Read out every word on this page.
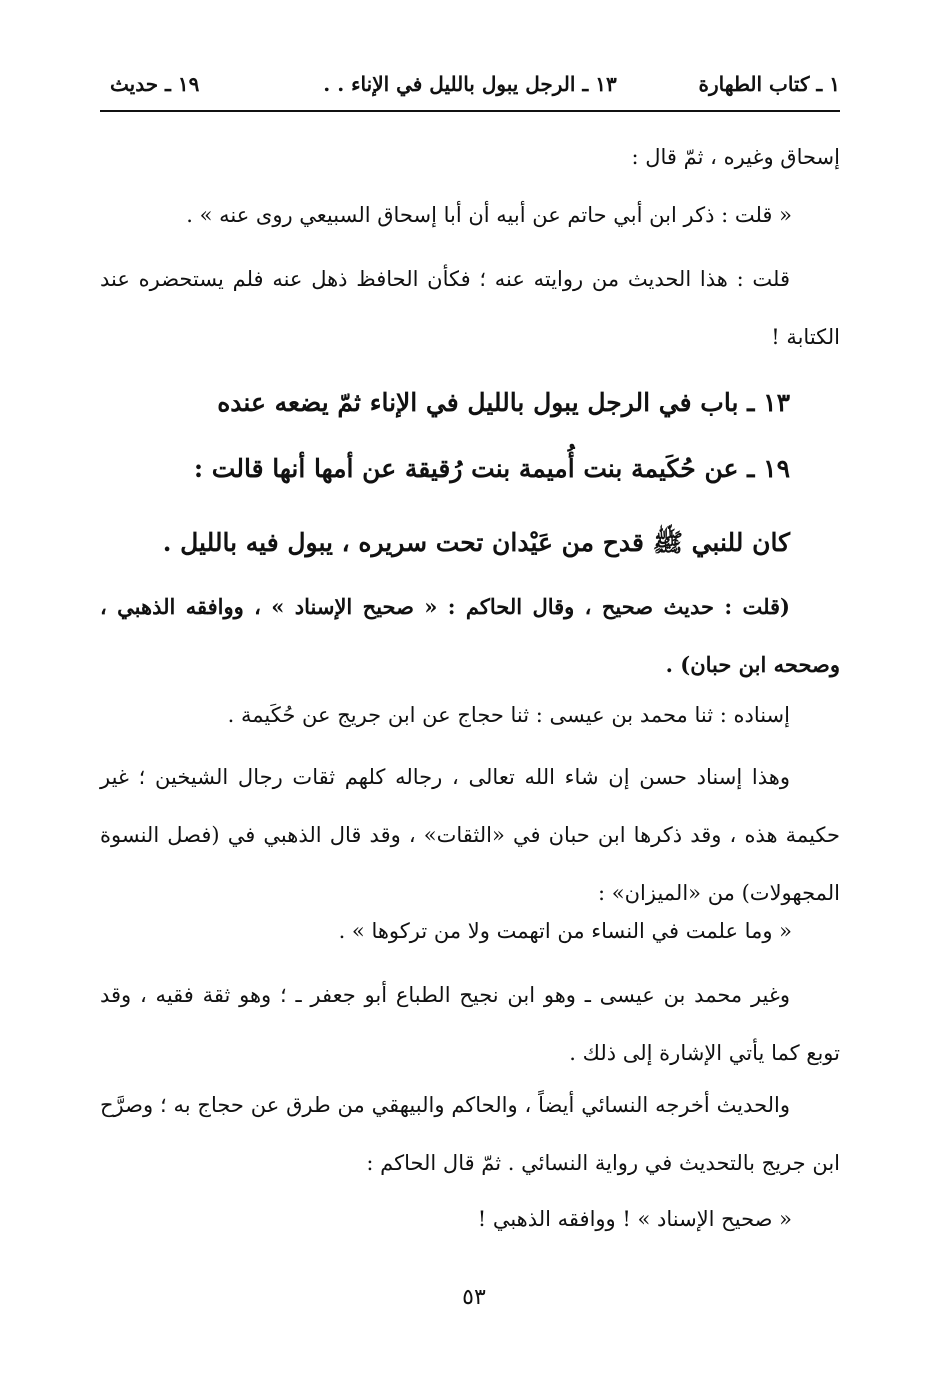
١ ـ كتاب الطهارة
١٣ ـ الرجل يبول بالليل في الإناء . .
١٩ ـ حديث
إسحاق وغيره ، ثمّ قال :
« قلت : ذكر ابن أبي حاتم عن أبيه أن أبا إسحاق السبيعي روى عنه » .
قلت : هذا الحديث من روايته عنه ؛ فكأن الحافظ ذهل عنه فلم يستحضره عند الكتابة !
١٣ ـ باب في الرجل يبول بالليل في الإناء ثمّ يضعه عنده
١٩ ـ عن حُكَيمة بنت أُميمة بنت رُقيقة عن أمها أنها قالت :
كان للنبي ﷺ قدح من عَيْدان تحت سريره ، يبول فيه بالليل .
(قلت : حديث صحيح ، وقال الحاكم : « صحيح الإسناد » ، ووافقه الذهبي ، وصححه ابن حبان) .
إسناده : ثنا محمد بن عيسى : ثنا حجاج عن ابن جريج عن حُكَيمة .
وهذا إسناد حسن إن شاء الله تعالى ، رجاله كلهم ثقات رجال الشيخين ؛ غير حكيمة هذه ، وقد ذكرها ابن حبان في «الثقات» ، وقد قال الذهبي في (فصل النسوة المجهولات) من «الميزان» :
« وما علمت في النساء من اتهمت ولا من تركوها » .
وغير محمد بن عيسى ـ وهو ابن نجيح الطباع أبو جعفر ـ ؛ وهو ثقة فقيه ، وقد توبع كما يأتي الإشارة إلى ذلك .
والحديث أخرجه النسائي أيضاً ، والحاكم والبيهقي من طرق عن حجاج به ؛ وصرَّح ابن جريج بالتحديث في رواية النسائي . ثمّ قال الحاكم :
« صحيح الإسناد » ! ووافقه الذهبي !
٥٣
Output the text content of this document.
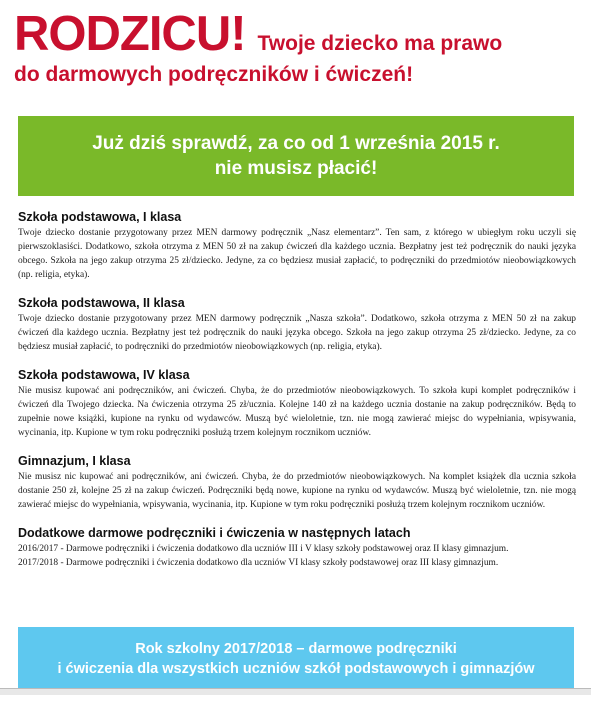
RODZICU! Twoje dziecko ma prawo
do darmowych podręczników i ćwiczeń!
Już dziś sprawdź, za co od 1 września 2015 r.
nie musisz płacić!
Szkoła podstawowa, I klasa

Twoje dziecko dostanie przygotowany przez MEN darmowy podręcznik „Nasz elementarz”. Ten sam, z którego w ubiegłym roku uczyli się pierwszoklasiści. Dodatkowo, szkoła otrzyma z MEN 50 zł na zakup ćwiczeń dla każdego ucznia. Bezpłatny jest też podręcznik do nauki języka obcego. Szkoła na jego zakup otrzyma 25 zł/dziecko. Jedyne, za co będziesz musiał zapłacić, to podręczniki do przedmiotów nieobowiązkowych (np. religia, etyka).

Szkoła podstawowa, II klasa

Twoje dziecko dostanie przygotowany przez MEN darmowy podręcznik „Nasza szkoła”. Dodatkowo, szkoła otrzyma z MEN 50 zł na zakup ćwiczeń dla każdego ucznia. Bezpłatny jest też podręcznik do nauki języka obcego. Szkoła na jego zakup otrzyma 25 zł/dziecko. Jedyne, za co będziesz musiał zapłacić, to podręczniki do przedmiotów nieobowiązkowych (np. religia, etyka).

Szkoła podstawowa, IV klasa

Nie musisz kupować ani podręczników, ani ćwiczeń. Chyba, że do przedmiotów nieobowiązkowych. To szkoła kupi komplet podręczników i ćwiczeń dla Twojego dziecka. Na ćwiczenia otrzyma 25 zł/ucznia. Kolejne 140 zł na każdego ucznia dostanie na zakup podręczników. Będą to zupełnie nowe książki, kupione na rynku od wydawców. Muszą być wieloletnie, tzn. nie mogą zawierać miejsc do wypełniania, wpisywania, wycinania, itp. Kupione w tym roku podręczniki posłużą trzem kolejnym rocznikom uczniów.

Gimnazjum, I klasa

Nie musisz nic kupować ani podręczników, ani ćwiczeń. Chyba, że do przedmiotów nieobowiązkowych. Na komplet książek dla ucznia szkoła dostanie 250 zł, kolejne 25 zł na zakup ćwiczeń. Podręczniki będą nowe, kupione na rynku od wydawców. Muszą być wieloletnie, tzn. nie mogą zawierać miejsc do wypełniania, wpisywania, wycinania, itp. Kupione w tym roku podręczniki posłużą trzem kolejnym rocznikom uczniów.

Dodatkowe darmowe podręczniki i ćwiczenia w następnych latach
2016/2017 - Darmowe podręczniki i ćwiczenia dodatkowo dla uczniów III i V klasy szkoły podstawowej oraz II klasy gimnazjum.
2017/2018 - Darmowe podręczniki i ćwiczenia dodatkowo dla uczniów VI klasy szkoły podstawowej oraz III klasy gimnazjum.
Rok szkolny 2017/2018 – darmowe podręczniki
i ćwiczenia dla wszystkich uczniów szkół podstawowych i gimnazjów
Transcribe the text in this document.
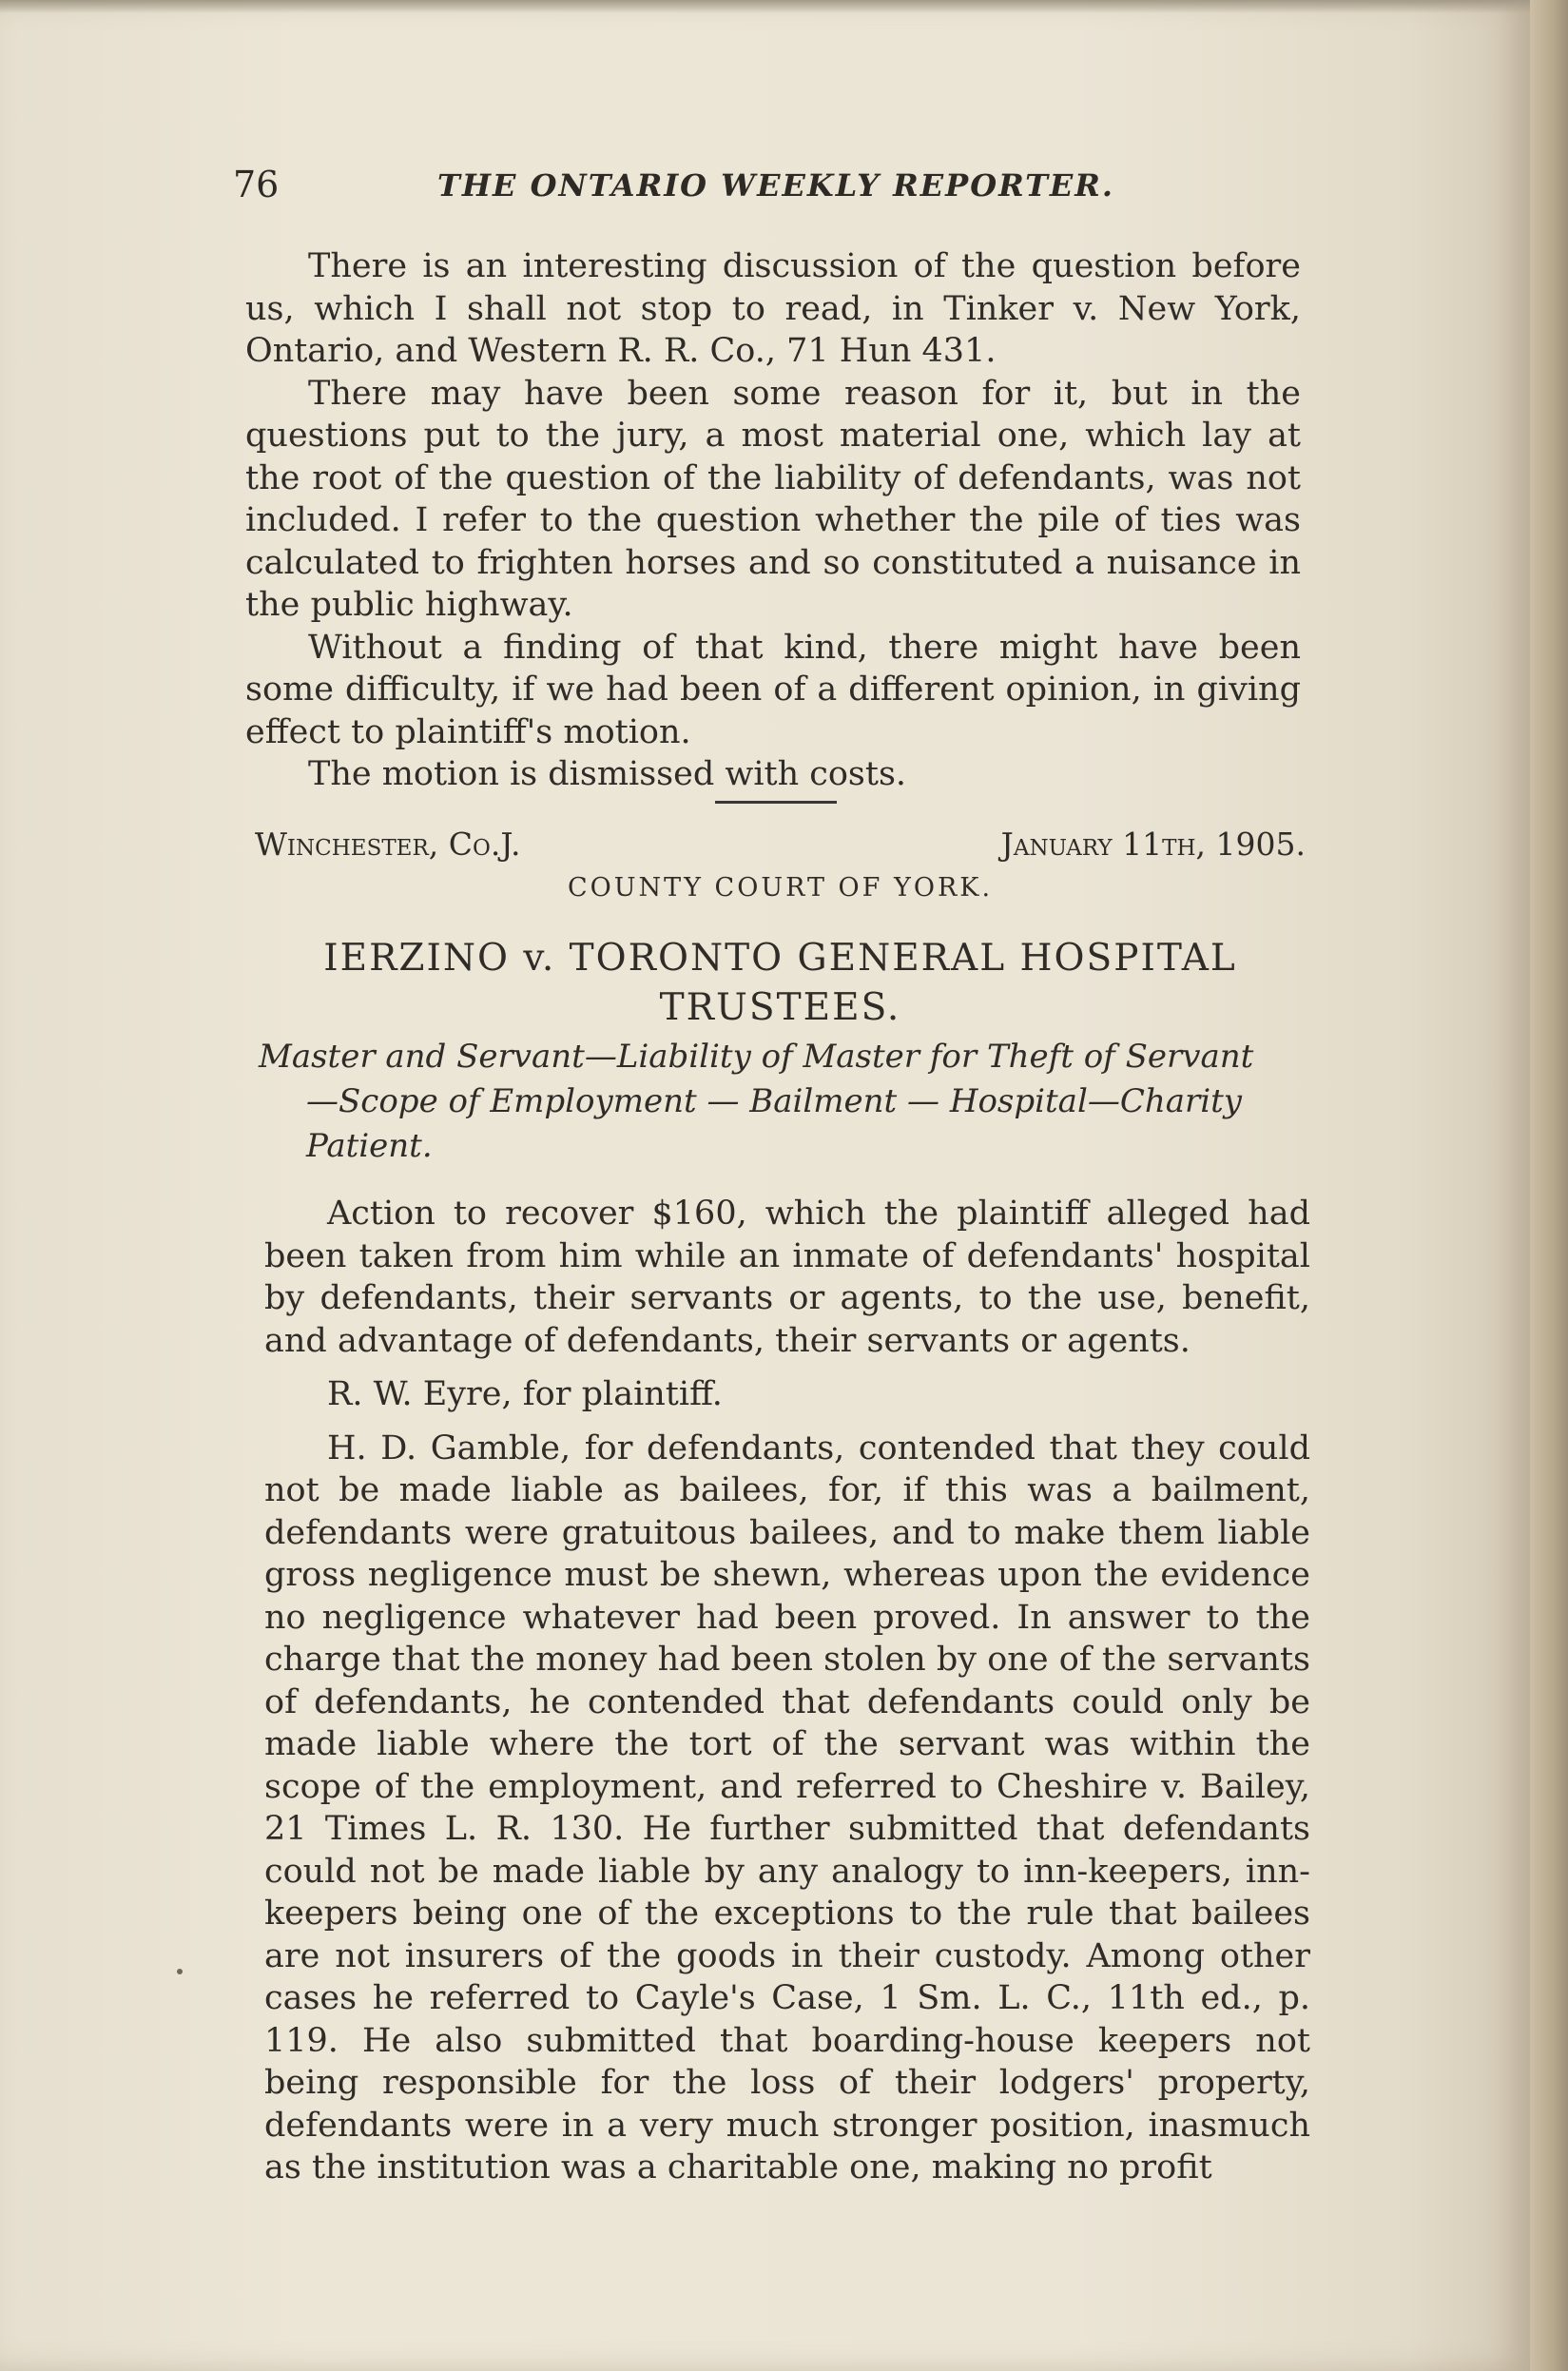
76	THE ONTARIO WEEKLY REPORTER.

There is an interesting discussion of the question before us, which I shall not stop to read, in Tinker v. New York, Ontario, and Western R. R. Co., 71 Hun 431.

There may have been some reason for it, but in the questions put to the jury, a most material one, which lay at the root of the question of the liability of defendants, was not included. I refer to the question whether the pile of ties was calculated to frighten horses and so constituted a nuisance in the public highway.

Without a finding of that kind, there might have been some difficulty, if we had been of a different opinion, in giving effect to plaintiff's motion.

The motion is dismissed with costs.

Winchester, Co.J.	January 11th, 1905.
COUNTY COURT OF YORK.
IERZINO v. TORONTO GENERAL HOSPITAL
TRUSTEES.
Master and Servant—Liability of Master for Theft of Servant
—Scope of Employment — Bailment — Hospital—Charity
Patient.

Action to recover $160, which the plaintiff alleged had been taken from him while an inmate of defendants' hospital by defendants, their servants or agents, to the use, benefit, and advantage of defendants, their servants or agents.

R. W. Eyre, for plaintiff.

H. D. Gamble, for defendants, contended that they could not be made liable as bailees, for, if this was a bailment, defendants were gratuitous bailees, and to make them liable gross negligence must be shewn, whereas upon the evidence no negligence whatever had been proved. In answer to the charge that the money had been stolen by one of the servants of defendants, he contended that defendants could only be made liable where the tort of the servant was within the scope of the employment, and referred to Cheshire v. Bailey, 21 Times L. R. 130. He further submitted that defendants could not be made liable by any analogy to inn-keepers, inn-keepers being one of the exceptions to the rule that bailees are not insurers of the goods in their custody. Among other cases he referred to Cayle's Case, 1 Sm. L. C., 11th ed., p. 119. He also submitted that boarding-house keepers not being responsible for the loss of their lodgers' property, defendants were in a very much stronger position, inasmuch as the institution was a charitable one, making no profit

------------------------------------------------------------

▶ Aim
For the entries above, state how many lines contain the word "عيسى". Provide the number by itself.

▶ Correct output
2